=== WHAT YOU ARE ASKED TO DO ===
Only the number is needed: how many lines contain the word "content"?

=== RECORD LIST ===
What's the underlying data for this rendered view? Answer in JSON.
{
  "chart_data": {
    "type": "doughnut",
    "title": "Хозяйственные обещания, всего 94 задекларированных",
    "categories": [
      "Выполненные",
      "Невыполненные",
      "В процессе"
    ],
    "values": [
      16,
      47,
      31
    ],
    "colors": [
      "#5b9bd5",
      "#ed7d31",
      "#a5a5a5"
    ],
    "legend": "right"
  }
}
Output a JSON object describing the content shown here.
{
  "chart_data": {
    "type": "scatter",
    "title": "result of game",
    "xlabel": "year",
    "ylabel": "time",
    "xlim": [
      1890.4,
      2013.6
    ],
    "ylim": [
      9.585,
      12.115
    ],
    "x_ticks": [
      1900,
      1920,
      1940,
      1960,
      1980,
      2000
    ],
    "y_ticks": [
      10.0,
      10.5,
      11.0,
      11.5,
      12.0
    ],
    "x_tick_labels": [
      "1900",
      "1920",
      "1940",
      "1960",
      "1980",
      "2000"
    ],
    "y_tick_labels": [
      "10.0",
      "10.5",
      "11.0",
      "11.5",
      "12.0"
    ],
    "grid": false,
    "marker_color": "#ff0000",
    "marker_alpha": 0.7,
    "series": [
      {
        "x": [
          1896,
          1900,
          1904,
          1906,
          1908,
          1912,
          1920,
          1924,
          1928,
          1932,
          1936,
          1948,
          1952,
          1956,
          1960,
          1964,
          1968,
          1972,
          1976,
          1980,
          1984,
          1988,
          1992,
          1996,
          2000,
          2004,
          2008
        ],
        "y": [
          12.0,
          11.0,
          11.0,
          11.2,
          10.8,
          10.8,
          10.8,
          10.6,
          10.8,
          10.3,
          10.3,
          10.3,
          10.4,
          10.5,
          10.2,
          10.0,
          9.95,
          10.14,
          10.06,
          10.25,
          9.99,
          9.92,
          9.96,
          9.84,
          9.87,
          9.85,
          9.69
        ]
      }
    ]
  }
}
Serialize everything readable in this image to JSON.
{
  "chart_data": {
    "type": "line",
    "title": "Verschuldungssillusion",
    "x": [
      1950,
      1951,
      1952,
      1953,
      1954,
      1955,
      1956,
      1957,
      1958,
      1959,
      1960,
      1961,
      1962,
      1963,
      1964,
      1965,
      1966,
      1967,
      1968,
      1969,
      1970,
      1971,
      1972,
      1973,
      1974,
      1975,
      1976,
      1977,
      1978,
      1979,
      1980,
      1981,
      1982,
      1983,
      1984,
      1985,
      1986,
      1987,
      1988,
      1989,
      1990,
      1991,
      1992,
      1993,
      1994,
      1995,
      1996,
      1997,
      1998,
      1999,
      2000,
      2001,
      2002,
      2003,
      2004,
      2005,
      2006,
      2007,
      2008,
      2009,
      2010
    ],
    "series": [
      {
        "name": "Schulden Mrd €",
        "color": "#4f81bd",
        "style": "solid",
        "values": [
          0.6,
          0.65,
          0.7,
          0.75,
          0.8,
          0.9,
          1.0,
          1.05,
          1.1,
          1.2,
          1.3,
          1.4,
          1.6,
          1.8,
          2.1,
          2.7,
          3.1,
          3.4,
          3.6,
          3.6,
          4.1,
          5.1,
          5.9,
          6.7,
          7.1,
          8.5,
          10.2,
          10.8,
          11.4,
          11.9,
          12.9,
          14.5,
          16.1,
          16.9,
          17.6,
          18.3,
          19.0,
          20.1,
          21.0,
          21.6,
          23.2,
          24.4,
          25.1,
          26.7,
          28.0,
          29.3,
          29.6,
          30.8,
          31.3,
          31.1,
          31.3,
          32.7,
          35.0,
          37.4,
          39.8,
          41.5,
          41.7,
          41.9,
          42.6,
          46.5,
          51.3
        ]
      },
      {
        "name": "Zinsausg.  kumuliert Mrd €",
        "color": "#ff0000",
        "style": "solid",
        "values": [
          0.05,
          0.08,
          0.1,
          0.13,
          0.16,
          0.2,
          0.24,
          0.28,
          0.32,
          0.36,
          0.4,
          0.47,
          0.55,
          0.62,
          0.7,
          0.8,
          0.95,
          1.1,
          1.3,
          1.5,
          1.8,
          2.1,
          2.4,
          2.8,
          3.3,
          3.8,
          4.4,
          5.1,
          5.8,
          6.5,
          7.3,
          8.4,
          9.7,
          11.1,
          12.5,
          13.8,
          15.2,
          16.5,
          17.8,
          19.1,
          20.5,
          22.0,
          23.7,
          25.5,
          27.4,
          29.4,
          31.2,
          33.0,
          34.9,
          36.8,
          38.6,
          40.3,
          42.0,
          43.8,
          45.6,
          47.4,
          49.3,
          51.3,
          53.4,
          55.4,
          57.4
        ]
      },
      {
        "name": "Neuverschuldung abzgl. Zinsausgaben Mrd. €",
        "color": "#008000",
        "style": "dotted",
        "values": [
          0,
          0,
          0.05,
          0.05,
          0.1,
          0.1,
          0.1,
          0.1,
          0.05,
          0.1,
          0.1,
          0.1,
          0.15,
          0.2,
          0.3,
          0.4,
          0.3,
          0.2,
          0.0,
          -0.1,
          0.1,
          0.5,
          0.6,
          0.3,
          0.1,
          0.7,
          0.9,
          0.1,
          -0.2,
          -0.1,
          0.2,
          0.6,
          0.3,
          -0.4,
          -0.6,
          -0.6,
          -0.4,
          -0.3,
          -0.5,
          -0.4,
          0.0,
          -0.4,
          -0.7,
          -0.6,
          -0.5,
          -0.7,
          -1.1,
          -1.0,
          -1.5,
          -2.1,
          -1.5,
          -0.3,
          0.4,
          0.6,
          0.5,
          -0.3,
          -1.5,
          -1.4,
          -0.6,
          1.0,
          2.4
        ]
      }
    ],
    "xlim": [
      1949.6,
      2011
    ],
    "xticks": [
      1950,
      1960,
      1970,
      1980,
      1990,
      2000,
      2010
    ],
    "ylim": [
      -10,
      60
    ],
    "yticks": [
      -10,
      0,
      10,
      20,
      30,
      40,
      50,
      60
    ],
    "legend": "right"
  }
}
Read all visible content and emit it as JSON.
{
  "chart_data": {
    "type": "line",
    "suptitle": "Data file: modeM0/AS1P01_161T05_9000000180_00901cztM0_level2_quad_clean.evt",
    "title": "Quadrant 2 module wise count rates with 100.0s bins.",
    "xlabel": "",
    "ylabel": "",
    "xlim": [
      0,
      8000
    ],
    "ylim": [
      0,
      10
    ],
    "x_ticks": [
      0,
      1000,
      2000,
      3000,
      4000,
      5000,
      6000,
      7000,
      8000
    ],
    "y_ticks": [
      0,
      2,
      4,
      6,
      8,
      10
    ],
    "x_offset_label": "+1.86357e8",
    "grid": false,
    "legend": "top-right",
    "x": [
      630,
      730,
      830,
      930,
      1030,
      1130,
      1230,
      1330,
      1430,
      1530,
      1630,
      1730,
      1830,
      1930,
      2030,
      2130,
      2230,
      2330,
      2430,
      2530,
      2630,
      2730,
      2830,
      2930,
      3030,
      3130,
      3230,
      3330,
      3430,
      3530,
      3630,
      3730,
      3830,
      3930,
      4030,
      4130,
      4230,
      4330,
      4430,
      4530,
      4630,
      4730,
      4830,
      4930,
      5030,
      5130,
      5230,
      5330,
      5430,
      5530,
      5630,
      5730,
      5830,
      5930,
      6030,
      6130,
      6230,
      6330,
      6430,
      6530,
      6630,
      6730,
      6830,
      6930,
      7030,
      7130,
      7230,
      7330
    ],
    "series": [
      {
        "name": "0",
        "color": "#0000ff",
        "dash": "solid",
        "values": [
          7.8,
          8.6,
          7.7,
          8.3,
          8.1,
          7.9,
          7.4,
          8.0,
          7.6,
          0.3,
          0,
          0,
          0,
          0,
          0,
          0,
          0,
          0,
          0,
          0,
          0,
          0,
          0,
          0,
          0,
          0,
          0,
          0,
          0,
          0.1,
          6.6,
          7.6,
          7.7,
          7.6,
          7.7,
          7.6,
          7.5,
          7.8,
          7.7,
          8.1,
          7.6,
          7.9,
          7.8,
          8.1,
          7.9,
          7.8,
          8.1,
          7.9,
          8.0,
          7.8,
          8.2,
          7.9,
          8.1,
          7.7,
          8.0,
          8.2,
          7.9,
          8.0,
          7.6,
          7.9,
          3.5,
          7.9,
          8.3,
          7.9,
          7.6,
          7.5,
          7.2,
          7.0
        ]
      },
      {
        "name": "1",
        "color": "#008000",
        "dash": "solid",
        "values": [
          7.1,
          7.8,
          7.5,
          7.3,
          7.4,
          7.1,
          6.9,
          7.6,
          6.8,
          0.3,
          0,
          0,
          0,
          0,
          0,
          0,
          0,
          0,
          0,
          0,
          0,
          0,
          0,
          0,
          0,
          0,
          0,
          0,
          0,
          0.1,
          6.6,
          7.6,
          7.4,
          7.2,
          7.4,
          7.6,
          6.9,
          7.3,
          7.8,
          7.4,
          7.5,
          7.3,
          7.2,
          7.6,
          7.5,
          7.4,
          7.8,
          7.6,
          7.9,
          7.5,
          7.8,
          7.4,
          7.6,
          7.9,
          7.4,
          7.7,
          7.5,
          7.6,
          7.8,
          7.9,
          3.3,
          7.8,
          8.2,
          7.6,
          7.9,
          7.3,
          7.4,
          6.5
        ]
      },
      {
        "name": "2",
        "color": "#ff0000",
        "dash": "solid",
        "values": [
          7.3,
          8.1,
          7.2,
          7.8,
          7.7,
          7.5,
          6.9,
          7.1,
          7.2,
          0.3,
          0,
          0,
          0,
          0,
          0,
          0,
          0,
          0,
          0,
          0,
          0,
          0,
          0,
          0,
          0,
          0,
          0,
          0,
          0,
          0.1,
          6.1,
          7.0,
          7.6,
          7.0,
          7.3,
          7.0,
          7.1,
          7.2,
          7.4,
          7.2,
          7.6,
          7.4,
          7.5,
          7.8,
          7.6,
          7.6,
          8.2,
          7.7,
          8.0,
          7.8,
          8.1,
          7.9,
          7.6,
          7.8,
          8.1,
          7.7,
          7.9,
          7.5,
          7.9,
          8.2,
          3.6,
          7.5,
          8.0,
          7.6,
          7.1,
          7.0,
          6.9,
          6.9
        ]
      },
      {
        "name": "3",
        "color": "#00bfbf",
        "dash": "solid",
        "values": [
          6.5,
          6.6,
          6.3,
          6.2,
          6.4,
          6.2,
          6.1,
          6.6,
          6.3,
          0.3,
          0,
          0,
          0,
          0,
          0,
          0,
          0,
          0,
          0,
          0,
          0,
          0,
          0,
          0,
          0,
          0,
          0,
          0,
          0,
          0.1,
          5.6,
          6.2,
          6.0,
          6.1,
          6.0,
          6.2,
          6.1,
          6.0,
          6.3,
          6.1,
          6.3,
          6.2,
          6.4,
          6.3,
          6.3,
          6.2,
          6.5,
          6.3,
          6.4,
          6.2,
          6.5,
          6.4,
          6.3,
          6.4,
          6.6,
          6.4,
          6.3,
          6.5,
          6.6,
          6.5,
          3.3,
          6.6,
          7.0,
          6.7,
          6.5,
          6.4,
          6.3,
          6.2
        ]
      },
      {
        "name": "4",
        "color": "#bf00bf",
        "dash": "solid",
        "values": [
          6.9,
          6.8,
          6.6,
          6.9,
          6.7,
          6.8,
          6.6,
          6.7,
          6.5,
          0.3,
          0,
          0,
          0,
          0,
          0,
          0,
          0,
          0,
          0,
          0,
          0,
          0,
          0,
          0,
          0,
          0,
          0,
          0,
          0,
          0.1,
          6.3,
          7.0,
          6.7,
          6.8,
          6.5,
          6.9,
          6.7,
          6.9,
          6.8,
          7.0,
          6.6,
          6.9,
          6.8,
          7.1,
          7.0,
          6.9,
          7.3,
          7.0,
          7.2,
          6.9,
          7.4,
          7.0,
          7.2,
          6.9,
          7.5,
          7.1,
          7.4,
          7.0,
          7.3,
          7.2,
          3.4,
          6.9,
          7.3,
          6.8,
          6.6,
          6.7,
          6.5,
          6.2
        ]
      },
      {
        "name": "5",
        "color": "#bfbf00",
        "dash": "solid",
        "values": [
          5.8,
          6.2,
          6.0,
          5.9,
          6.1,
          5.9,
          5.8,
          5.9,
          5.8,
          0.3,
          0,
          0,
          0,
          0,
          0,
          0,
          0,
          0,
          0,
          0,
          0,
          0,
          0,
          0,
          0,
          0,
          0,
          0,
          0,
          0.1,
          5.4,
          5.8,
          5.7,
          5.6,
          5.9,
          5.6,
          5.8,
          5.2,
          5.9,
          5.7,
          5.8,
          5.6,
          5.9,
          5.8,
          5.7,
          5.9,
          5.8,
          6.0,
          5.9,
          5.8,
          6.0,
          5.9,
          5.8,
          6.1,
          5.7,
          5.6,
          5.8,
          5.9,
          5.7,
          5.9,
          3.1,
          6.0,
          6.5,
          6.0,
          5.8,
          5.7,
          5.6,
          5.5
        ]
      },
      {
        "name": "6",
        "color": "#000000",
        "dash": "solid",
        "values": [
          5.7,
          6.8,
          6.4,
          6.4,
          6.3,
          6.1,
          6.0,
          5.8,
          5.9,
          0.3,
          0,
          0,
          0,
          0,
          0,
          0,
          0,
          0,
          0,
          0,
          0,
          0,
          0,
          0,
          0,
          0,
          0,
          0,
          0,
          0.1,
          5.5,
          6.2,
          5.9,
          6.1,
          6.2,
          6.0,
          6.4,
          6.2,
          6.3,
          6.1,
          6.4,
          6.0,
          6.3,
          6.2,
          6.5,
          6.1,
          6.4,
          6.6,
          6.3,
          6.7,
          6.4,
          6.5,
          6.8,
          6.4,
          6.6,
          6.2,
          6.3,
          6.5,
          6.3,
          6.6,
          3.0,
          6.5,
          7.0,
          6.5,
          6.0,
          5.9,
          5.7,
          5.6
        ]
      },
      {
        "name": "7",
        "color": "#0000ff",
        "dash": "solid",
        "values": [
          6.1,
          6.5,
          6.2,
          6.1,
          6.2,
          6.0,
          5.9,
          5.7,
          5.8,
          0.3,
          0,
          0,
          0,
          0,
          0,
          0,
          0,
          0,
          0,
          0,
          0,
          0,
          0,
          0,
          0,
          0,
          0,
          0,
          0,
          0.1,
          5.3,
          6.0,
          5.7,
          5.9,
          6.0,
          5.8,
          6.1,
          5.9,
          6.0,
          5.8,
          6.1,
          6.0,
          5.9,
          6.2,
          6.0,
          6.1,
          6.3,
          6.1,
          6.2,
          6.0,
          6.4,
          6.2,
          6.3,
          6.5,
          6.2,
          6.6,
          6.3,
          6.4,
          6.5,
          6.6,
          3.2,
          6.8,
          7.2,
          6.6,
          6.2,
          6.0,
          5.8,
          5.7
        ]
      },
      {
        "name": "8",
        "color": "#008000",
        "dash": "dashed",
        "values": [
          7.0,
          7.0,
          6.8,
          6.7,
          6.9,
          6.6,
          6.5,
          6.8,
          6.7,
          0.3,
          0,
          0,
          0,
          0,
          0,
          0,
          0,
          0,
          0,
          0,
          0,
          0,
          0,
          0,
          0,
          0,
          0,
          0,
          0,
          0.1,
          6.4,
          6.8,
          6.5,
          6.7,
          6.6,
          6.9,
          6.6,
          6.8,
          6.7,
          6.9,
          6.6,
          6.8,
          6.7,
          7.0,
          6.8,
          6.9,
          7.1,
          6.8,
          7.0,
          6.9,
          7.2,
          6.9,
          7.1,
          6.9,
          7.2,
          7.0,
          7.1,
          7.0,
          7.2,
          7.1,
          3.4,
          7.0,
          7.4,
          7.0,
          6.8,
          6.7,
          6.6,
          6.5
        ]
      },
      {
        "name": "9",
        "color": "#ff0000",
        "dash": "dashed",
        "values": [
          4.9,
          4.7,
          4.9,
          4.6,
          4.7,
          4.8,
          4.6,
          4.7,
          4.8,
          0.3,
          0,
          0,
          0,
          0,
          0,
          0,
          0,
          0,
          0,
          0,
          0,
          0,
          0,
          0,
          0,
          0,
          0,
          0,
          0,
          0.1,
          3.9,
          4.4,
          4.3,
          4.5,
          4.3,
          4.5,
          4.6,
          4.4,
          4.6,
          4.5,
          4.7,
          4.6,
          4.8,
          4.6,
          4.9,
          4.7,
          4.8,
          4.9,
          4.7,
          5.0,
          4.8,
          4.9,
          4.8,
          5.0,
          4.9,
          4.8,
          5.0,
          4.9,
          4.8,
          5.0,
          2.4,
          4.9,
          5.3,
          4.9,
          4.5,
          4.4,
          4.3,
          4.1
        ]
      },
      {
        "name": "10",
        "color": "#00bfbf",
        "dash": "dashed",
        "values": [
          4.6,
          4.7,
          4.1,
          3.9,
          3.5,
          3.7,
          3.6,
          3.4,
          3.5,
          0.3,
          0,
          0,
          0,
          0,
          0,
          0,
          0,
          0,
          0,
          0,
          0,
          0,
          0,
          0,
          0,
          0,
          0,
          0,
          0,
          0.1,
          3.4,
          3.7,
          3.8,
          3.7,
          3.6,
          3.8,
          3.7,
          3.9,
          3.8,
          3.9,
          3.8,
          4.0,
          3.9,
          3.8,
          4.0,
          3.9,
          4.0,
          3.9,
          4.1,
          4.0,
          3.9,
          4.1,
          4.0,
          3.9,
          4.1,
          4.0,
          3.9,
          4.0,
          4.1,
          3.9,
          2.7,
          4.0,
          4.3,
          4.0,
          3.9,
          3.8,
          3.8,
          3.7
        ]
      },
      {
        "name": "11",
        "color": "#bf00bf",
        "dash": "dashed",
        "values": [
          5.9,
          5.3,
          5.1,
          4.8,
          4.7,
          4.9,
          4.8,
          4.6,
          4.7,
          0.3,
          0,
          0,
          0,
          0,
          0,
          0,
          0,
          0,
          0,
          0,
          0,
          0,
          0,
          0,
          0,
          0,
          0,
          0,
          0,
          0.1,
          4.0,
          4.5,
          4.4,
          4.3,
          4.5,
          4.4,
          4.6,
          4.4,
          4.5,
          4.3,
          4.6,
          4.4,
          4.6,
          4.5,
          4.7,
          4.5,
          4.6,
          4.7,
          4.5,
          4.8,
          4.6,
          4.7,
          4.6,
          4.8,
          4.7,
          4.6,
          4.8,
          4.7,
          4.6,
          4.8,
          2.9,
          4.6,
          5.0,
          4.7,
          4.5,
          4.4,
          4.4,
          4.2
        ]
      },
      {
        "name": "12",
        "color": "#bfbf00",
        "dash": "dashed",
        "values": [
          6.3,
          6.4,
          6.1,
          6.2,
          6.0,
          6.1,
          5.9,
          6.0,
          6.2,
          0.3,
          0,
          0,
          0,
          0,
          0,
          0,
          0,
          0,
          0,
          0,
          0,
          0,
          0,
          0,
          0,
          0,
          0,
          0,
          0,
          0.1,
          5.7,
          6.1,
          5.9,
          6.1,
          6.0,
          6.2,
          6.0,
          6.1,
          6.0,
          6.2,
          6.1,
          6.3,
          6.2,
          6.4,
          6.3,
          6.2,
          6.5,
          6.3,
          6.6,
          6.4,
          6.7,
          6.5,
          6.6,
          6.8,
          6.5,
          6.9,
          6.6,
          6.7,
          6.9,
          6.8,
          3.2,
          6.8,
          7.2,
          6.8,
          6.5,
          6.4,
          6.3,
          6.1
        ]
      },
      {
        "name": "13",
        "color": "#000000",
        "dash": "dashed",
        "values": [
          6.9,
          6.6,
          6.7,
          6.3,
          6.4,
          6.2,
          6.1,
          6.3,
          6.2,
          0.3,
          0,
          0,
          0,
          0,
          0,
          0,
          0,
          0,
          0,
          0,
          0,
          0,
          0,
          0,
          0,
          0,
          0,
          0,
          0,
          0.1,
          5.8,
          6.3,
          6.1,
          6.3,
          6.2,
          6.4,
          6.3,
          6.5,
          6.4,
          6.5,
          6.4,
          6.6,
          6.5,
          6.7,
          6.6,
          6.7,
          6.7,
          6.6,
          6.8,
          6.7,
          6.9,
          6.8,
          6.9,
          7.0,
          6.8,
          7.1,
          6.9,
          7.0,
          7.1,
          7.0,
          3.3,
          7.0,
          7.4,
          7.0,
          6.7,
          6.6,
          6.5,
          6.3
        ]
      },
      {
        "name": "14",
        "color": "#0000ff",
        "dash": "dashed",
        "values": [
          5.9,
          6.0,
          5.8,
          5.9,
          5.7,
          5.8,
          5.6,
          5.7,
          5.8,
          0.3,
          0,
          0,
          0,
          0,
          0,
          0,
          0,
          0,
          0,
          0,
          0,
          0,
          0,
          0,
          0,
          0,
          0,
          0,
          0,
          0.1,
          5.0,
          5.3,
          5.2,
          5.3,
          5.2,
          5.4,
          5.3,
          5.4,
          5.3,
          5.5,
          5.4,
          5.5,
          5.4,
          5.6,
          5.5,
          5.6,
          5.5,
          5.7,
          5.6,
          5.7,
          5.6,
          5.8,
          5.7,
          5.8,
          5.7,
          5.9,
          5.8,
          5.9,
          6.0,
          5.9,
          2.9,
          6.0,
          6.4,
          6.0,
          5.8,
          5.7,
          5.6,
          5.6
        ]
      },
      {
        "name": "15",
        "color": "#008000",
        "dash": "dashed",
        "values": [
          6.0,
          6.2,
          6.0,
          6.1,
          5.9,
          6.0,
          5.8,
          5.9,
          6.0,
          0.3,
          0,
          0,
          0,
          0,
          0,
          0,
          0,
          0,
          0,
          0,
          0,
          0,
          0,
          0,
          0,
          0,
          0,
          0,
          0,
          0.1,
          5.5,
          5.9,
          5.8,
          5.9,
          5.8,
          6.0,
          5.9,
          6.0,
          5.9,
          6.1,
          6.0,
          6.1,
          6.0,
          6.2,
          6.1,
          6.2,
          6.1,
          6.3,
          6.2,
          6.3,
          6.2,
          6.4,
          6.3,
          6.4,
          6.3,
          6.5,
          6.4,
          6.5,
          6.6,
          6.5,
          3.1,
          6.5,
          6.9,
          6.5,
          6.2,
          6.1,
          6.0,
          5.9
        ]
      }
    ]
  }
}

=== CORRECT RESPONSE ===
2